### Brief
Quote each record exactly, please, leaving none out.

____ Task data

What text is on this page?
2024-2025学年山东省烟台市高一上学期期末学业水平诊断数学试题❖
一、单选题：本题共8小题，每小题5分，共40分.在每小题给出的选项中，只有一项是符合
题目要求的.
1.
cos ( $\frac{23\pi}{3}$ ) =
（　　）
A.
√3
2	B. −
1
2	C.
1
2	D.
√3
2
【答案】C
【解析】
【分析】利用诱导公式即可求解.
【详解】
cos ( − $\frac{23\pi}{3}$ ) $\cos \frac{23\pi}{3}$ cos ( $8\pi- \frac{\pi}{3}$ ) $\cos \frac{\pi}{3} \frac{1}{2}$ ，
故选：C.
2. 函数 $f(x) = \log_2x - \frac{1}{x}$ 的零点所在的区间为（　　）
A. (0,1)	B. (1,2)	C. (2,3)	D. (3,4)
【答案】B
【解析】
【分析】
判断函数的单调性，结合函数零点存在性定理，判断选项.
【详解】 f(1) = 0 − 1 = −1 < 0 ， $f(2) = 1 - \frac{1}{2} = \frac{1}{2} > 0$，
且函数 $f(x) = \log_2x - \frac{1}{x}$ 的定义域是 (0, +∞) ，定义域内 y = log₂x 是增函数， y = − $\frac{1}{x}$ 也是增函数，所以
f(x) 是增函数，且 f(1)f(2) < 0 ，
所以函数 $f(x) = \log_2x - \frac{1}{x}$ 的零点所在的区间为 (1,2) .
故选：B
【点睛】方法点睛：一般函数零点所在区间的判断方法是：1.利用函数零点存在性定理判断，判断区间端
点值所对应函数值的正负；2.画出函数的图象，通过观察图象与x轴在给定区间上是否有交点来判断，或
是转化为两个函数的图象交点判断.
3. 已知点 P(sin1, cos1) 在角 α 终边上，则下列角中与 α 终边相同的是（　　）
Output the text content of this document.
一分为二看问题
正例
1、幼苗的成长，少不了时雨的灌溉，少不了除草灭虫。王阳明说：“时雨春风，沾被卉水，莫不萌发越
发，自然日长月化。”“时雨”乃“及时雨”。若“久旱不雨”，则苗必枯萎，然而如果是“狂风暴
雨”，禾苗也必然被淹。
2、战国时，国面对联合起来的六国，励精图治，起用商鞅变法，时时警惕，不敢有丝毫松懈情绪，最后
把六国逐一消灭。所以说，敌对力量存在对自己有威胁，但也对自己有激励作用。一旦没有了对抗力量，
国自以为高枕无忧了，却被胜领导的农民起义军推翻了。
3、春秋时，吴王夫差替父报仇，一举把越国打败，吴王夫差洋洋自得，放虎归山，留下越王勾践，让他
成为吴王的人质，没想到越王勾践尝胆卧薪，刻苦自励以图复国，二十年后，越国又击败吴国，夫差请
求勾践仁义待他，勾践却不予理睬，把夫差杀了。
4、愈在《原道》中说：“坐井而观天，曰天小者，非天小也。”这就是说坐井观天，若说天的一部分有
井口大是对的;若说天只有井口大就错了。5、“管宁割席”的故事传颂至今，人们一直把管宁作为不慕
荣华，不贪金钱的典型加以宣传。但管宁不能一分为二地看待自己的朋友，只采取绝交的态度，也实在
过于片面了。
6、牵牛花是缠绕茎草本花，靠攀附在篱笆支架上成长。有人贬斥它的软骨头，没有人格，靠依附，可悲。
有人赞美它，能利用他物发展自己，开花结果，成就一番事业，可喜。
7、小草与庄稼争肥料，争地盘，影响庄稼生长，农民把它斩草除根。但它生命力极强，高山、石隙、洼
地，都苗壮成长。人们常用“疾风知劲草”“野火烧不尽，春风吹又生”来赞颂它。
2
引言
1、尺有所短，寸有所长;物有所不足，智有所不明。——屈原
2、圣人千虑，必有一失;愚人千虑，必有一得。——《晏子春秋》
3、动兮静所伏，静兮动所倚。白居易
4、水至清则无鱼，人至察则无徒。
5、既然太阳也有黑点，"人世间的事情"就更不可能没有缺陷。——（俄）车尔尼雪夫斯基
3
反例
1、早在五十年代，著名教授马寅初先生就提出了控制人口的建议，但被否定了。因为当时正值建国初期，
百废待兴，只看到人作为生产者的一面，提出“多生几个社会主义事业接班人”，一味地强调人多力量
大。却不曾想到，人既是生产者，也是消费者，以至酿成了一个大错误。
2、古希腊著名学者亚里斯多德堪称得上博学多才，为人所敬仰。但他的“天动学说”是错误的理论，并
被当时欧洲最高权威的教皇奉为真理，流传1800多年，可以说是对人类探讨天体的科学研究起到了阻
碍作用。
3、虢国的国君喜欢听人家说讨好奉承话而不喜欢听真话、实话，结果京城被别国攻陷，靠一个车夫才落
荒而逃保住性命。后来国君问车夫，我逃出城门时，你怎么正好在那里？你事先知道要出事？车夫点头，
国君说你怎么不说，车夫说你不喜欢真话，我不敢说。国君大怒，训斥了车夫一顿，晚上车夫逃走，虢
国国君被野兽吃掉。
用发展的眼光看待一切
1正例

________

### Expected output
What text is on this page?
2024-2025学年山东省烟台市高一上学期期末学业水平诊断数学试题❖
一、单选题：本题共8小题，每小题5分，共40分.在每小题给出的选项中，只有一项是符合
题目要求的.
1.
cos ( $\frac{23\pi}{3}$ ) =
（　　）
A.
√3
2	B. −
1
2	C.
1
2	D.
√3
2
【答案】C
【解析】
【分析】利用诱导公式即可求解.
【详解】
cos ( − $\frac{23\pi}{3}$ ) $\cos \frac{23\pi}{3}$ cos ( $8\pi- \frac{\pi}{3}$ ) $\cos \frac{\pi}{3} \frac{1}{2}$ ，
故选：C.
2. 函数 $f(x) = \log_2x - \frac{1}{x}$ 的零点所在的区间为（　　）
A. (0,1)	B. (1,2)	C. (2,3)	D. (3,4)
【答案】B
【解析】
【分析】
判断函数的单调性，结合函数零点存在性定理，判断选项.
【详解】 f(1) = 0 − 1 = −1 < 0 ， $f(2) = 1 - \frac{1}{2} = \frac{1}{2} > 0$，
且函数 $f(x) = \log_2x - \frac{1}{x}$ 的定义域是 (0, +∞) ，定义域内 y = log₂x 是增函数， y = − $\frac{1}{x}$ 也是增函数，所以
f(x) 是增函数，且 f(1)f(2) < 0 ，
所以函数 $f(x) = \log_2x - \frac{1}{x}$ 的零点所在的区间为 (1,2) .
故选：B
【点睛】方法点睛：一般函数零点所在区间的判断方法是：1.利用函数零点存在性定理判断，判断区间端
点值所对应函数值的正负；2.画出函数的图象，通过观察图象与x轴在给定区间上是否有交点来判断，或
是转化为两个函数的图象交点判断.
3. 已知点 P(sin1, cos1) 在角 α 终边上，则下列角中与 α 终边相同的是（　　）
Output the text content of this document.
一分为二看问题
正例
1、幼苗的成长，少不了时雨的灌溉，少不了除草灭虫。王阳明说：“时雨春风，沾被卉水，莫不萌发越
发，自然日长月化。”“时雨”乃“及时雨”。若“久旱不雨”，则苗必枯萎，然而如果是“狂风暴
雨”，禾苗也必然被淹。
2、战国时，国面对联合起来的六国，励精图治，起用商鞅变法，时时警惕，不敢有丝毫松懈情绪，最后
把六国逐一消灭。所以说，敌对力量存在对自己有威胁，但也对自己有激励作用。一旦没有了对抗力量，
国自以为高枕无忧了，却被胜领导的农民起义军推翻了。
3、春秋时，吴王夫差替父报仇，一举把越国打败，吴王夫差洋洋自得，放虎归山，留下越王勾践，让他
成为吴王的人质，没想到越王勾践尝胆卧薪，刻苦自励以图复国，二十年后，越国又击败吴国，夫差请
求勾践仁义待他，勾践却不予理睬，把夫差杀了。
4、愈在《原道》中说：“坐井而观天，曰天小者，非天小也。”这就是说坐井观天，若说天的一部分有
井口大是对的;若说天只有井口大就错了。5、“管宁割席”的故事传颂至今，人们一直把管宁作为不慕
荣华，不贪金钱的典型加以宣传。但管宁不能一分为二地看待自己的朋友，只采取绝交的态度，也实在
过于片面了。
6、牵牛花是缠绕茎草本花，靠攀附在篱笆支架上成长。有人贬斥它的软骨头，没有人格，靠依附，可悲。
有人赞美它，能利用他物发展自己，开花结果，成就一番事业，可喜。
7、小草与庄稼争肥料，争地盘，影响庄稼生长，农民把它斩草除根。但它生命力极强，高山、石隙、洼
地，都苗壮成长。人们常用“疾风知劲草”“野火烧不尽，春风吹又生”来赞颂它。
2
引言
1、尺有所短，寸有所长;物有所不足，智有所不明。——屈原
2、圣人千虑，必有一失;愚人千虑，必有一得。——《晏子春秋》
3、动兮静所伏，静兮动所倚。白居易
4、水至清则无鱼，人至察则无徒。
5、既然太阳也有黑点，"人世间的事情"就更不可能没有缺陷。——（俄）车尔尼雪夫斯基
3
反例
1、早在五十年代，著名教授马寅初先生就提出了控制人口的建议，但被否定了。因为当时正值建国初期，
百废待兴，只看到人作为生产者的一面，提出“多生几个社会主义事业接班人”，一味地强调人多力量
大。却不曾想到，人既是生产者，也是消费者，以至酿成了一个大错误。
2、古希腊著名学者亚里斯多德堪称得上博学多才，为人所敬仰。但他的“天动学说”是错误的理论，并
被当时欧洲最高权威的教皇奉为真理，流传1800多年，可以说是对人类探讨天体的科学研究起到了阻
碍作用。
3、虢国的国君喜欢听人家说讨好奉承话而不喜欢听真话、实话，结果京城被别国攻陷，靠一个车夫才落
荒而逃保住性命。后来国君问车夫，我逃出城门时，你怎么正好在那里？你事先知道要出事？车夫点头，
国君说你怎么不说，车夫说你不喜欢真话，我不敢说。国君大怒，训斥了车夫一顿，晚上车夫逃走，虢
国国君被野兽吃掉。
用发展的眼光看待一切
1正例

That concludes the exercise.